* _Bereitgestellter Auszug_

——

Auf einem schwarzen Untergrund liegt Teresa Bückers "Alle Zeit - Eine Frage von Macht und Freiheit". Das Cover ist cremefarben mit roten Buchstaben. Auf dem Buch liegt eine Armbanduhr und rechts ragt eine Karte mit der Schrift "Das Leben ist jetzt" heraus".
Ein Buch für jede*n: Terese Bückers Alle Zeit

Zeit ist Alles

Teresa Bücker ist Journalistin und Feministin. Lange Zeit war sie Chefredakteuerin von EDITION F. In Alle Zeit geht es passenderweise um Zeit. Schon Virginia Woolf erklärte, eine schreibende Frau braucht ein Zimmer für sich allein, Geld und Zeit. „Zeit ist Geld“, den Spruch kennen viele nur zu gut und wer seine Zeit verplempert, kann es auch gleich ganz sein lassen. Zeitmanagement steht hoch im Kurs, Me-Time und Quality-Time werden von Freizeit unterschieden. Alle wollen mehr Zeit, niemand hat genug. Das Zeit relativ ist, mag für unser Gefühl gelten, aber um auch das messbar zu machen, hat der Mensch Zeit in Sekunden, Minuten und Stunden verpackt, die er auf Lochkarten abstempeln kann.

Ressource oder Leitmedium

In Alle Zeit wird Zeit darum zurecht als „zentrale Ressource unserer Gesellschaft“ (Klappentext) beschrieben. Sie ist überall, unsichtbar und gleichzeitig tickt sie laut vor sich hin. Zeit gilt für alle, aber nicht für alle gleichermaßen. Wer wieviel Zeit hat und für was sie genutzt werden kann, ist abhängig von Alter, Geschlecht, sozialer Stellung, etc. Angefangen bei Care-Arbeit, die in der „Freizeit“ zu erledigen ist über Kosten für Hobbies oder Urlaube, mit denen freie Zeit genutzt werden könnte, bis hin zu Arbeitszeiten, ihrer unterschiedlichen Wertigkeit (Wie kann eine Stunde einer Arbeitskraft in der Pflege oder im Kindergarten weniger Wert sein als eine Stunde einer Person im Management?), dem Anspruch von Verfügbarkeit, etc.

——

* _Auszug aus Datensatz_
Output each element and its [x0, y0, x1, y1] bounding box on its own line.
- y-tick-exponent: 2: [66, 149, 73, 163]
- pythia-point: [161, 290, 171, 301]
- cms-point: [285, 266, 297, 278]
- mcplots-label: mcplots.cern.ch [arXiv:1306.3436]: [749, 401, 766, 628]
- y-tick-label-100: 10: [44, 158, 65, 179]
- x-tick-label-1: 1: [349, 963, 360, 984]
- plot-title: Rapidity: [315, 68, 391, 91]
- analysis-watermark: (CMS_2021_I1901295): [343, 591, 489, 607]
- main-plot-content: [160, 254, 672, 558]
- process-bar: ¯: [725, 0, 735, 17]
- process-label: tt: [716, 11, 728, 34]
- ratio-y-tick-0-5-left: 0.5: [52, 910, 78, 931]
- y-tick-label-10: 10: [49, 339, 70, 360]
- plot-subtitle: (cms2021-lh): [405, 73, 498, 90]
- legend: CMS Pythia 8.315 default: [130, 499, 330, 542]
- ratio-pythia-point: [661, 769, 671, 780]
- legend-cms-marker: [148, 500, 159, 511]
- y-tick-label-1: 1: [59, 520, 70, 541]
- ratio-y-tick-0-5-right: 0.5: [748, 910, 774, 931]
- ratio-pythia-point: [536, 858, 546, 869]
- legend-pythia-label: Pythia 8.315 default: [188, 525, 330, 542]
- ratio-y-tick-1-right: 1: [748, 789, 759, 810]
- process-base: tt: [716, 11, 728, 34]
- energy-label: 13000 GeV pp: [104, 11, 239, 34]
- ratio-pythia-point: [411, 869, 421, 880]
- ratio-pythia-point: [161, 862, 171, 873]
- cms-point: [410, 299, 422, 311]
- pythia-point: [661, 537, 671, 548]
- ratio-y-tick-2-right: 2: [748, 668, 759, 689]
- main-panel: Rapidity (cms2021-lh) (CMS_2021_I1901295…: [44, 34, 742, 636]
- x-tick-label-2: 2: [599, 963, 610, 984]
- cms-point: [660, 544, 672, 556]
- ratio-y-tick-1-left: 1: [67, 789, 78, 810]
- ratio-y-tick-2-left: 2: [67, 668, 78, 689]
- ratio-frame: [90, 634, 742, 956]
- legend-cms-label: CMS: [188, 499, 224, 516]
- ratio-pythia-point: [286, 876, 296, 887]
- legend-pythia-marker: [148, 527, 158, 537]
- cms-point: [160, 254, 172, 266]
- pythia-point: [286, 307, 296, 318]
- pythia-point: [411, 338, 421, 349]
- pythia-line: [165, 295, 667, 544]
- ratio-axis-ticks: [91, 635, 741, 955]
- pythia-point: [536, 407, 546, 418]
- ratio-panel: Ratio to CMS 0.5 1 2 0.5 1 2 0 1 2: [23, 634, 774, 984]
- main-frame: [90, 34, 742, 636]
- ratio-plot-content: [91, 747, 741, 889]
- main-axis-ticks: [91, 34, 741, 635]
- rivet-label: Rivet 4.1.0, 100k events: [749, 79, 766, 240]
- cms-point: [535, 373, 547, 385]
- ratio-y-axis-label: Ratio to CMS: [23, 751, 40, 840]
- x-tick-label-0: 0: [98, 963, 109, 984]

——

Fasse bitte den Absatz, der mit „In Alle Zeit wird Zeit darum zurecht“ beginnt, aus dem bereitgestellten Auszug als knappe Liste zusammen und behalte dabei seine wesentlichen Aussagen bei.

* _Lösung der Aufgabe_
- Im Buch wird Zeit laut Klappentext als „zentrale Ressource unserer Gesellschaft“ beschrieben.
- Zeit ist überall und unsichtbar, tickt aber zugleich laut vor sich hin.
- Sie gilt für alle, aber nicht für alle gleichermaßen.
- Wie viel Zeit jemand hat und wofür er sie nutzen kann, hängt von Alter, Geschlecht und sozialer Stellung ab.
- Beispiele dafür sind:
  - Care-Arbeit, die in der „Freizeit“ erledigt werden muss
  - Kosten für Hobbys oder Urlaube
  - der unterschiedliche Wert von Arbeitszeit, etwa in Pflege oder Kindergarten gegenüber dem Management
  - der Anspruch ständiger Verfügbarkeit